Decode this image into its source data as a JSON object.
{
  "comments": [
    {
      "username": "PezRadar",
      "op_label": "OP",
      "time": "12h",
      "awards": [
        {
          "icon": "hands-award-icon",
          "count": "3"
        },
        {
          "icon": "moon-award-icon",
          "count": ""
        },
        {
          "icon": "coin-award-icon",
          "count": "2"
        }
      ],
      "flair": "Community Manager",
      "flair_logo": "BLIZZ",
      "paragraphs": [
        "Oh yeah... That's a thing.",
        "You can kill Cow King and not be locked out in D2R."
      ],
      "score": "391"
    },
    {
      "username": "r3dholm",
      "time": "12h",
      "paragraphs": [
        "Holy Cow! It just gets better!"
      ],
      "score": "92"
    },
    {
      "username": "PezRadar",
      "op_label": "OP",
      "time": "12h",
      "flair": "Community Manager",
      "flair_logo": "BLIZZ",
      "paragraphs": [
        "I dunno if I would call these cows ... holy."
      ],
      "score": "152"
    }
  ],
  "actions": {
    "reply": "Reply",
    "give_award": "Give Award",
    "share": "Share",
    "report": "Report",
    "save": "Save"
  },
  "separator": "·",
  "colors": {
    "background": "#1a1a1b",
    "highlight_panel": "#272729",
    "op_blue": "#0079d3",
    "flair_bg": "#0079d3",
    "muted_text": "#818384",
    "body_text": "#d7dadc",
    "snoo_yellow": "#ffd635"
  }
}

————————

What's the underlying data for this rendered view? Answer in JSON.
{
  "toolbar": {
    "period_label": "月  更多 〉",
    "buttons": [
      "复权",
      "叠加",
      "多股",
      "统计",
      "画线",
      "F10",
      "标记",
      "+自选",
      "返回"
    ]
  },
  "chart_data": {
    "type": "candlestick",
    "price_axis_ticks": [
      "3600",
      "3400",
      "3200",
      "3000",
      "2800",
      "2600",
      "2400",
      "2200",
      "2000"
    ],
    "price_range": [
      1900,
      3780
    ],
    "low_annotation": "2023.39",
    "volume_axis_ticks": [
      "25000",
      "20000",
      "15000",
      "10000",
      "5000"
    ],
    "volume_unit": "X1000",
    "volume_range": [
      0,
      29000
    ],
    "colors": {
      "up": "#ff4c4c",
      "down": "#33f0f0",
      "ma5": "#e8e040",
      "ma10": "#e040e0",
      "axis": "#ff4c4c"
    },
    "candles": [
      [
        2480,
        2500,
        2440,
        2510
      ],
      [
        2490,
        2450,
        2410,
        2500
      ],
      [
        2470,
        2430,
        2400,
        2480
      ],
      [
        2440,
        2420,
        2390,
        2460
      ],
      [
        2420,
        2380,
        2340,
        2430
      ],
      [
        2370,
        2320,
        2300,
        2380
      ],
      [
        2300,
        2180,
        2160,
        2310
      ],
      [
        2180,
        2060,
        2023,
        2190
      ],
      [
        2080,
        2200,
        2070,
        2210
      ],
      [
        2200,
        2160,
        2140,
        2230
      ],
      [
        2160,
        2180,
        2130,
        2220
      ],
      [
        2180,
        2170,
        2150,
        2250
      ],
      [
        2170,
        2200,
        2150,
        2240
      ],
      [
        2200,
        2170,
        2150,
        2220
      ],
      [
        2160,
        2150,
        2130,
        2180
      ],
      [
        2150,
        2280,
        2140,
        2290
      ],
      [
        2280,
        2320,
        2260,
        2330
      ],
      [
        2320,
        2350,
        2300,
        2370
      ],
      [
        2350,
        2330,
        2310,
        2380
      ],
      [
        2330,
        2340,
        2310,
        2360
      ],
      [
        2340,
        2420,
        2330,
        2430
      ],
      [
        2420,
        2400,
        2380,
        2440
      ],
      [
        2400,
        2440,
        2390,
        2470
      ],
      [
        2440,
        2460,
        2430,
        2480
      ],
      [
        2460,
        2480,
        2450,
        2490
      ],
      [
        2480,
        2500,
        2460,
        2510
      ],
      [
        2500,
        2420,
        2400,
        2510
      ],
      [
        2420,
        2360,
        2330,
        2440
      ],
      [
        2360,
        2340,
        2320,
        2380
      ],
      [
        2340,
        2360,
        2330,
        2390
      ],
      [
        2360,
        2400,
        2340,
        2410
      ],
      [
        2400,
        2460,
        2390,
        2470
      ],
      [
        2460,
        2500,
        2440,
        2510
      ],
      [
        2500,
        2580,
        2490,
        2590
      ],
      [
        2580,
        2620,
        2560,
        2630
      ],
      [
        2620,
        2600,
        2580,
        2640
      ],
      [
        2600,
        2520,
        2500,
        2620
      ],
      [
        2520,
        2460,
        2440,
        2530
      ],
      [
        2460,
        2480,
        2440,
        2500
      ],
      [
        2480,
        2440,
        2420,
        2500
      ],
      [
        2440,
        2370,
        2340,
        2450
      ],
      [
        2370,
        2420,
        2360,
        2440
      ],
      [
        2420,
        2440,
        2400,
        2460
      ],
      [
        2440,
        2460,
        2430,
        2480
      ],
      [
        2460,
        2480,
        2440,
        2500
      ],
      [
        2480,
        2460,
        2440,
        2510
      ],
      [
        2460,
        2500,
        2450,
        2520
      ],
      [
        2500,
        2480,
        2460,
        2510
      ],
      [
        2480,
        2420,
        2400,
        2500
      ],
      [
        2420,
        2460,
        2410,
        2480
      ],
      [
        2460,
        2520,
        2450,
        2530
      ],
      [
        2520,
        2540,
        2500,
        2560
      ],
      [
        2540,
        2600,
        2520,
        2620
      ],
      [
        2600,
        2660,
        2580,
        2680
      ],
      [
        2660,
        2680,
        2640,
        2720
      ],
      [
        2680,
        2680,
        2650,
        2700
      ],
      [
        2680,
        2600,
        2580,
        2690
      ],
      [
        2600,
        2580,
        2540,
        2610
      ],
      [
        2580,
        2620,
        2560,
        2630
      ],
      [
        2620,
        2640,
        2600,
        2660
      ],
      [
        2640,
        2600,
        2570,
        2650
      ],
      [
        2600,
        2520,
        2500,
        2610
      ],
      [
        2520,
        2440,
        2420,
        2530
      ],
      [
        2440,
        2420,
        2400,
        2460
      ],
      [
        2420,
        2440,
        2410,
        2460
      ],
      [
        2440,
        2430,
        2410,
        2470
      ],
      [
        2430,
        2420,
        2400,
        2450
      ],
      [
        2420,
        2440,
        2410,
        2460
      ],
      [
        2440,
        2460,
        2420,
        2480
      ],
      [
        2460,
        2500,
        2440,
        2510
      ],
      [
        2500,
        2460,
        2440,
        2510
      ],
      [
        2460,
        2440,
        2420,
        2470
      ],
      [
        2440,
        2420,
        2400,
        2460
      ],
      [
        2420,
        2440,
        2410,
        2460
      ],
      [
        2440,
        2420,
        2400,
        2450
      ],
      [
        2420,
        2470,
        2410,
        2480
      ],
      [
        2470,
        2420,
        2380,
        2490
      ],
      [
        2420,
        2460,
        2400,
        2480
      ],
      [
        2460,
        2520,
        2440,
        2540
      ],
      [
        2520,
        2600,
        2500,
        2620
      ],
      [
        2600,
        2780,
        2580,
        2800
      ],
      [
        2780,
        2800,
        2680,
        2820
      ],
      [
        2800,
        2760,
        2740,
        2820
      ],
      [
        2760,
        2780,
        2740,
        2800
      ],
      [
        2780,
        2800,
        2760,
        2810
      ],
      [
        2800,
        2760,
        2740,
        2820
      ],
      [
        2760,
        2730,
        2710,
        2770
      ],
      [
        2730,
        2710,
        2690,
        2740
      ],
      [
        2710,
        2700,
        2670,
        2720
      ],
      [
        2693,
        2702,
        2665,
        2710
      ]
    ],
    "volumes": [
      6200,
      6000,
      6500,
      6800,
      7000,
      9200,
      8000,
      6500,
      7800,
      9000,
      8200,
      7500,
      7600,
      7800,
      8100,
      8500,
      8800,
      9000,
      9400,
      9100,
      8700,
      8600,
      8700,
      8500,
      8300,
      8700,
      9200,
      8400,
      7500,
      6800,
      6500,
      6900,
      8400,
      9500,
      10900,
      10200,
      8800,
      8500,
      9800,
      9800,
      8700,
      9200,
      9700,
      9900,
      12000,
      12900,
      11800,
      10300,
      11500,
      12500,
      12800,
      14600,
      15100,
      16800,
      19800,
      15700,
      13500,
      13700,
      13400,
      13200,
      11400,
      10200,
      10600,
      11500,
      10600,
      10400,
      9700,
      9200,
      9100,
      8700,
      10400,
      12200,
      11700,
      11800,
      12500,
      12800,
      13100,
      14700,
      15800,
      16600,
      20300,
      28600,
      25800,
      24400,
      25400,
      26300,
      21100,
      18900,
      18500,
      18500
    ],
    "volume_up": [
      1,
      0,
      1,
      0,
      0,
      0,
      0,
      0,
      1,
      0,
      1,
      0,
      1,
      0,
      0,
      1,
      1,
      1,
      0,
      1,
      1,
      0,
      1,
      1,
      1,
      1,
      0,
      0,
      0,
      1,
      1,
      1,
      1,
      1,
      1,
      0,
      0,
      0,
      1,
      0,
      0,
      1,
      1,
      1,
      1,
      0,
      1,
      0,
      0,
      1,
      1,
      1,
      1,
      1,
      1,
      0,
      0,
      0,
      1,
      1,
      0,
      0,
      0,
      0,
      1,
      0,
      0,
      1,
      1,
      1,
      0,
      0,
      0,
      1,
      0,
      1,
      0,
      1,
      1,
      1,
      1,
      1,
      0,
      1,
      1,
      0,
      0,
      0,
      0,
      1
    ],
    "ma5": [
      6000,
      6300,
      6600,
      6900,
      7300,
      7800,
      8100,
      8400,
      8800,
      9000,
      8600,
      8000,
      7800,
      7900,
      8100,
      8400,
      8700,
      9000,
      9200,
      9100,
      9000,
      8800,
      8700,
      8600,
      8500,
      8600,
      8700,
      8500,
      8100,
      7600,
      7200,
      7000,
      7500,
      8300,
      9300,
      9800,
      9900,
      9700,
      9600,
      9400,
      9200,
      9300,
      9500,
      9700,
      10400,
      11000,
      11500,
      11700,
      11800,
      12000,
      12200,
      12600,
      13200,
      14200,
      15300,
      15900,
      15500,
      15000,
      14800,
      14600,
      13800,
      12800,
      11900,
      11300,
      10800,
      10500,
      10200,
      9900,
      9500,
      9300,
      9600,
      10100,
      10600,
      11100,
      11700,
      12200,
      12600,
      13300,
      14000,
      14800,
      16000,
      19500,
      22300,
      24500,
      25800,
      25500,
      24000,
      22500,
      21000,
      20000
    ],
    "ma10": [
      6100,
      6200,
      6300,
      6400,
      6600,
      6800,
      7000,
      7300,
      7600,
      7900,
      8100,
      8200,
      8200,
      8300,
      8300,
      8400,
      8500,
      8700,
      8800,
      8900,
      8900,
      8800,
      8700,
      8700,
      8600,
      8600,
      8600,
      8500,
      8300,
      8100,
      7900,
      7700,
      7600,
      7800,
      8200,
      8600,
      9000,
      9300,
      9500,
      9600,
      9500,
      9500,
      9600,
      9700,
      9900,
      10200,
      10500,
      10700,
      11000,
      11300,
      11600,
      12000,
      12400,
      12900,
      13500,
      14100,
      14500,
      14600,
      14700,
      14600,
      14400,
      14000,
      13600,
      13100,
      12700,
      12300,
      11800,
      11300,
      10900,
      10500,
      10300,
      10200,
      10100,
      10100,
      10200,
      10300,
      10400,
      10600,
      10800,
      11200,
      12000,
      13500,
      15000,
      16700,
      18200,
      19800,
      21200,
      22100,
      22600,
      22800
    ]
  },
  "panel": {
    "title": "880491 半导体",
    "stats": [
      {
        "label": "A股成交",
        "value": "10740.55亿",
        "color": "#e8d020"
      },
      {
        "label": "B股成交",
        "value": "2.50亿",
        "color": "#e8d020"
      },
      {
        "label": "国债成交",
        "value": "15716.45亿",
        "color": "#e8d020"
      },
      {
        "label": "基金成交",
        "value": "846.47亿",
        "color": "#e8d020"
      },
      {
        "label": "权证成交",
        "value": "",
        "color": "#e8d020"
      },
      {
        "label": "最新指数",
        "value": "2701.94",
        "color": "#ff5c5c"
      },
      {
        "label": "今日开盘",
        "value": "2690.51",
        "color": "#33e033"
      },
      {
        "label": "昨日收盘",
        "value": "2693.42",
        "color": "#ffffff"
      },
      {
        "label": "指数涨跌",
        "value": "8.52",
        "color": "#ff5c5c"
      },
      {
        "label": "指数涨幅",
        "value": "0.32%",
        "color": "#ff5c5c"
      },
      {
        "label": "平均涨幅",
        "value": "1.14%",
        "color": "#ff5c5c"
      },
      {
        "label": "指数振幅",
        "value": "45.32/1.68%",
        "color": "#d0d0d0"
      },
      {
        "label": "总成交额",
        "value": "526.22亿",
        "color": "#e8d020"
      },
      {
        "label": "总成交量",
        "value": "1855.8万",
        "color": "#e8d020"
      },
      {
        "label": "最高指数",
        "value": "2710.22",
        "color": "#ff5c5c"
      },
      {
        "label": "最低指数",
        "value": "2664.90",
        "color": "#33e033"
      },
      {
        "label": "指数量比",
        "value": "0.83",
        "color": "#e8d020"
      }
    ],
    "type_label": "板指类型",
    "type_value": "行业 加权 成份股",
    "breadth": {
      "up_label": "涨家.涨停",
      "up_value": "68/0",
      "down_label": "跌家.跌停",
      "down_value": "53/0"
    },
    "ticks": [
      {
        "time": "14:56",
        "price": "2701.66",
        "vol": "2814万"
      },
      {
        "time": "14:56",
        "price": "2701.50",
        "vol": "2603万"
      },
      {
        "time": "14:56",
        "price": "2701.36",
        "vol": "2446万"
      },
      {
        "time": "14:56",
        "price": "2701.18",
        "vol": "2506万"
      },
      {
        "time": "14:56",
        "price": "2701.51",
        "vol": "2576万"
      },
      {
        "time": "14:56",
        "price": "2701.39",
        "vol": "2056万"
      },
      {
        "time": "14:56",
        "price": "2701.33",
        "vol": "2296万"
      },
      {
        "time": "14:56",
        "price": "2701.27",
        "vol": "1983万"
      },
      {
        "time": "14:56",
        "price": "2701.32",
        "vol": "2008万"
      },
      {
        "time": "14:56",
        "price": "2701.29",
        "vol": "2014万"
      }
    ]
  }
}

————————

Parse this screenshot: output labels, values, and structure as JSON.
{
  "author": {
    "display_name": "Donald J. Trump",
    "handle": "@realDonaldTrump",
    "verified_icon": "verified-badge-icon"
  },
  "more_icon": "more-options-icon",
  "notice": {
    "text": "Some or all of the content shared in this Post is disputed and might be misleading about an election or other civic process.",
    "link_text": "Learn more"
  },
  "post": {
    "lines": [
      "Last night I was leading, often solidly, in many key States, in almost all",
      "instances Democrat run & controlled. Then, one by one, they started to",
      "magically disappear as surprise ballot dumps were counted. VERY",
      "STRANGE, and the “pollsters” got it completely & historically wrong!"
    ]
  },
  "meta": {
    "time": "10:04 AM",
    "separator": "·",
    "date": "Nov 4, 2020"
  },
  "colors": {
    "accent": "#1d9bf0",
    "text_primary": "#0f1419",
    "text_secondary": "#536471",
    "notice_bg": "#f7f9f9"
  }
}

————————

What to work on:
Show every line of the listing in which the string "this" can be found.

Response to the exercise:
Decode this image into its source data as a JSON object.
What's the underlying data for this rendered view? Answer in JSON.
Parse this screenshot: output labels, values, and structure as JSON.
    "text": "Some or all of the content shared in this Post is disputed and might be misleading about an election or other civic process.",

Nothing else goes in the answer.